====== Data

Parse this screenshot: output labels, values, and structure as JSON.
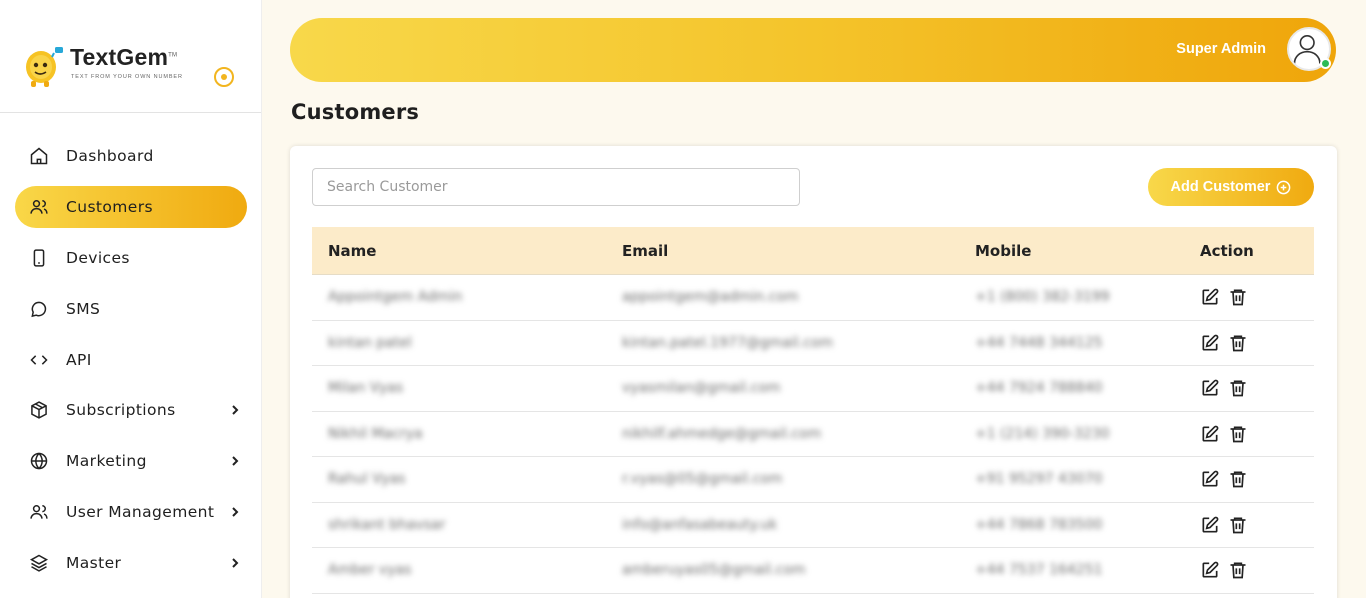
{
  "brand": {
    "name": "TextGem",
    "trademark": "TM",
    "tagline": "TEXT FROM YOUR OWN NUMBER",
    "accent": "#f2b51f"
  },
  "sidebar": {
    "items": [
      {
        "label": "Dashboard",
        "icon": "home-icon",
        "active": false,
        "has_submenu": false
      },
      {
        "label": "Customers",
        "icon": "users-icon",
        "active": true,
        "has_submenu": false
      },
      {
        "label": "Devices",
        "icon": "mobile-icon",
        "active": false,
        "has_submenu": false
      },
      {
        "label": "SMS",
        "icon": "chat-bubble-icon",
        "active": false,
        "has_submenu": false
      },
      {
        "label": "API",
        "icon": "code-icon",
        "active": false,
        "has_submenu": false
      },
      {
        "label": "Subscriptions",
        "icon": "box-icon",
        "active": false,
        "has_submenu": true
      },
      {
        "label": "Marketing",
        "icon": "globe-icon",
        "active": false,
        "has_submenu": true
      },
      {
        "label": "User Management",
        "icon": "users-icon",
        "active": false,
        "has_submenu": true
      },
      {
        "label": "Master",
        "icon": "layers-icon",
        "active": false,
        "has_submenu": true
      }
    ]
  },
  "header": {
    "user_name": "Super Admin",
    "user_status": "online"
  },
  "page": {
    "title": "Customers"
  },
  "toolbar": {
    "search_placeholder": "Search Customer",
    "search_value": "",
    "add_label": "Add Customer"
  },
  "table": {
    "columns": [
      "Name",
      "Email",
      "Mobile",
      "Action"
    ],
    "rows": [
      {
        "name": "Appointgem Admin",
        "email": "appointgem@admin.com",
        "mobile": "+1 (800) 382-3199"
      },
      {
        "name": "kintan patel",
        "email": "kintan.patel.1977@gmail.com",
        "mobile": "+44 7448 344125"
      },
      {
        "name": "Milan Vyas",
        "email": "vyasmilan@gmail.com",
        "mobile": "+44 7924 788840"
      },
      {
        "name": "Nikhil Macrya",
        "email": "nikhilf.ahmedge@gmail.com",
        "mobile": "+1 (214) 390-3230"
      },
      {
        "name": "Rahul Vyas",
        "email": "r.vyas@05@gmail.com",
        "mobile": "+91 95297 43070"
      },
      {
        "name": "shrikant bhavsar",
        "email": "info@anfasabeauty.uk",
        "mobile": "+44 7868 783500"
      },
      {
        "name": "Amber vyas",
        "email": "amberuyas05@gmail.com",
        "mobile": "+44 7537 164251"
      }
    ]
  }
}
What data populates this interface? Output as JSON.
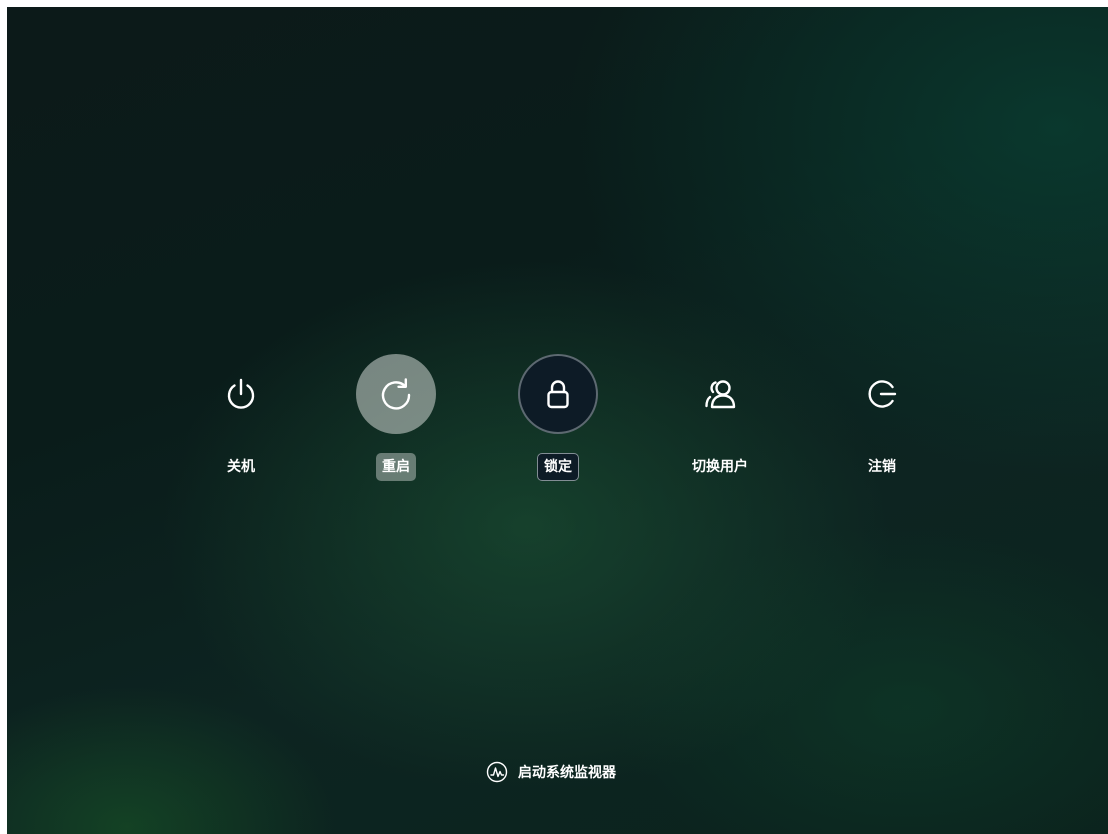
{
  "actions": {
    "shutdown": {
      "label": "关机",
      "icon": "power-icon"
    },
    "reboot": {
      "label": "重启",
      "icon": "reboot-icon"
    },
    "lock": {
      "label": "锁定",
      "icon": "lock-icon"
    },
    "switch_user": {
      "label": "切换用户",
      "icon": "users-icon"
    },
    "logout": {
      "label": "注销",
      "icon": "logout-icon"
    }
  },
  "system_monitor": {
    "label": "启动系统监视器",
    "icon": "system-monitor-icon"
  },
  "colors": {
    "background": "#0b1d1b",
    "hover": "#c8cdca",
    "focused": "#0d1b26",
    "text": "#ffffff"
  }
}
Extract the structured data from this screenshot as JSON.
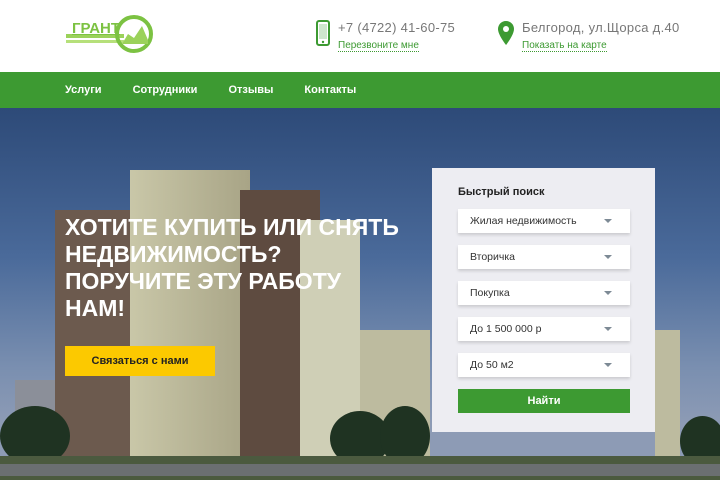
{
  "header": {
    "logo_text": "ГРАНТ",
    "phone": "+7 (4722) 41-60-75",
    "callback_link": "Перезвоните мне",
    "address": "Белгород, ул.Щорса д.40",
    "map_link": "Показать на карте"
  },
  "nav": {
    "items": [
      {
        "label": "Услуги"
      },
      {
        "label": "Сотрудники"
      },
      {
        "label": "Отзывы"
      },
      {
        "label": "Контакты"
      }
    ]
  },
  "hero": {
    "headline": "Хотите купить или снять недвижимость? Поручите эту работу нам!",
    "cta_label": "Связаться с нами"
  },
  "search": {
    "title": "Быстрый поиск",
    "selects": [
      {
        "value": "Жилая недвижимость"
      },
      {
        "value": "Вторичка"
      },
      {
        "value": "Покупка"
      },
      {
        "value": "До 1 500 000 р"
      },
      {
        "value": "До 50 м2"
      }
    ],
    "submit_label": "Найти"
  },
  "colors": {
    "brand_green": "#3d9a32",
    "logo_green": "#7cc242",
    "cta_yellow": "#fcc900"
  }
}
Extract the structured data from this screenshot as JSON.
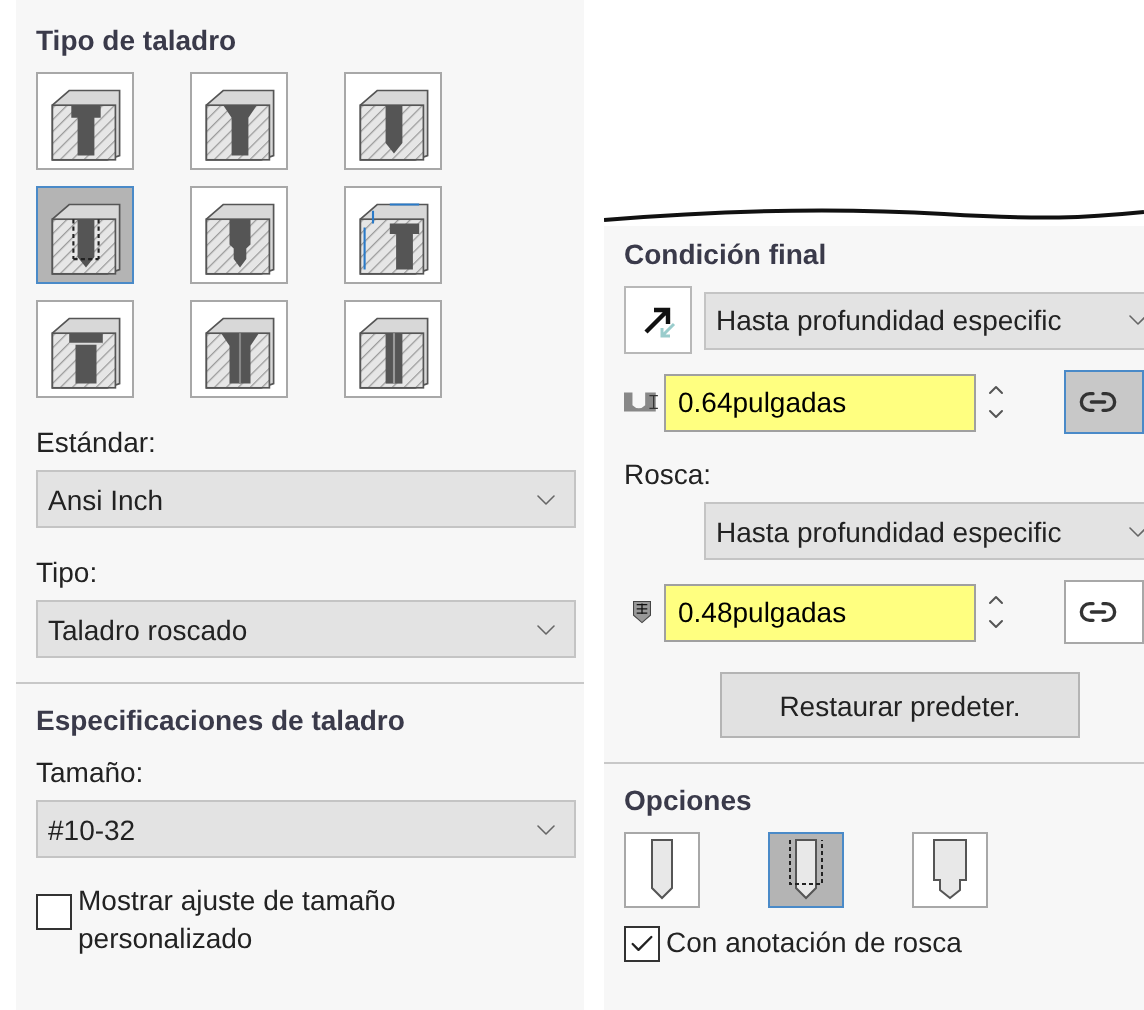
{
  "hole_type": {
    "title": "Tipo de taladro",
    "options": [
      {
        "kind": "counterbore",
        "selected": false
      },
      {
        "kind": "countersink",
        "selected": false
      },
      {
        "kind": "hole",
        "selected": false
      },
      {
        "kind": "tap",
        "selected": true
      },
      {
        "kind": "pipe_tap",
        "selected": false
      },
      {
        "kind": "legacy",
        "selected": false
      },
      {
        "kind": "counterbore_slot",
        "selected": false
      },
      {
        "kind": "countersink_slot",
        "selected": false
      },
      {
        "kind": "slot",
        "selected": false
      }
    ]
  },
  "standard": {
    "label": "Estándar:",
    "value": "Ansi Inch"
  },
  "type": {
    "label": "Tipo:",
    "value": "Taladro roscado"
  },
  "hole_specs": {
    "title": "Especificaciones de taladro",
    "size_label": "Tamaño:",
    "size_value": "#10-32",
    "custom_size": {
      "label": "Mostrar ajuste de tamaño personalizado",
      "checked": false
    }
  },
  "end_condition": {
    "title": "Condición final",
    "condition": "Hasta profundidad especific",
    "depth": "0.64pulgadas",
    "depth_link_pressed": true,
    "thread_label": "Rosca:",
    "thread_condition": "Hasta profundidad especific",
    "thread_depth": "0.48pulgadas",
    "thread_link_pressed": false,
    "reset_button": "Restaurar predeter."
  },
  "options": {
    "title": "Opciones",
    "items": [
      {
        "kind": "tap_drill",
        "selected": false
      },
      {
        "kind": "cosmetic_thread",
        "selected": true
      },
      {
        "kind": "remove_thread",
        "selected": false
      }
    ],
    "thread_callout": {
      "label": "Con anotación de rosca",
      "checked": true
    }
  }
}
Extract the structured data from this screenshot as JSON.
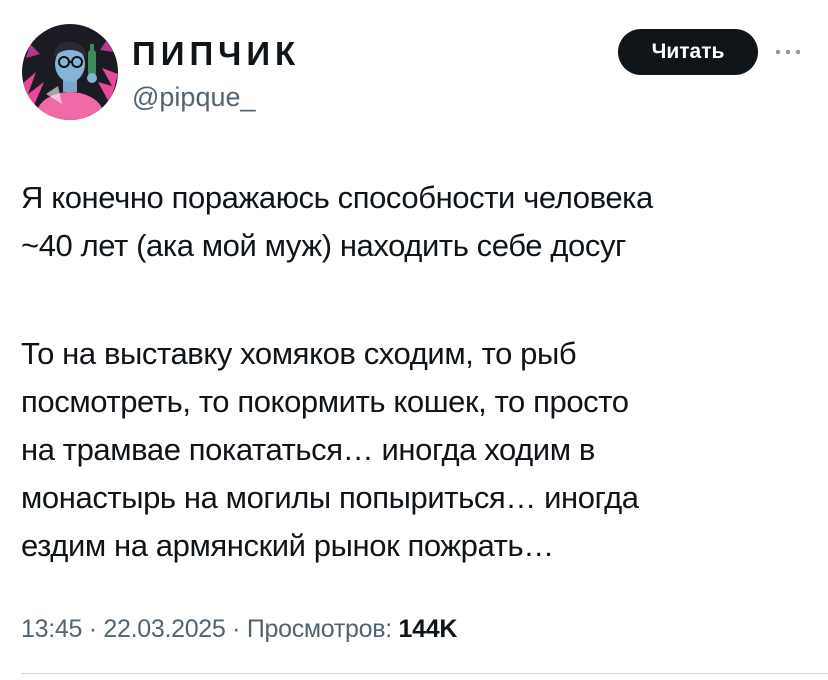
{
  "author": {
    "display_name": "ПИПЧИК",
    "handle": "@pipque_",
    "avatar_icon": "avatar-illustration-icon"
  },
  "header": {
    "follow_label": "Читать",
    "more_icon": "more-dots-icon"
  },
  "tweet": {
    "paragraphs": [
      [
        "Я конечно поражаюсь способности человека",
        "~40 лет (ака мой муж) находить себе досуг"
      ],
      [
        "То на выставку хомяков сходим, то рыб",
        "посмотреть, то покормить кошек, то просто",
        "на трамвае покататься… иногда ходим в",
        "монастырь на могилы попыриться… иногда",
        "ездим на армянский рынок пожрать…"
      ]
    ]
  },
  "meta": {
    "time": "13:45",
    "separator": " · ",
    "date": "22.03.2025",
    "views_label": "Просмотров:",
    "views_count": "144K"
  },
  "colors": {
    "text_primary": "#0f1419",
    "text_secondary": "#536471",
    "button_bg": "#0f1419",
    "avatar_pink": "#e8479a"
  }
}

============

### Problem requirements:
Collect each line above holding the string "patel".

### Output of the task:
        "name": "kintan patel",
        "email": "kintan.patel.1977@gmail.com",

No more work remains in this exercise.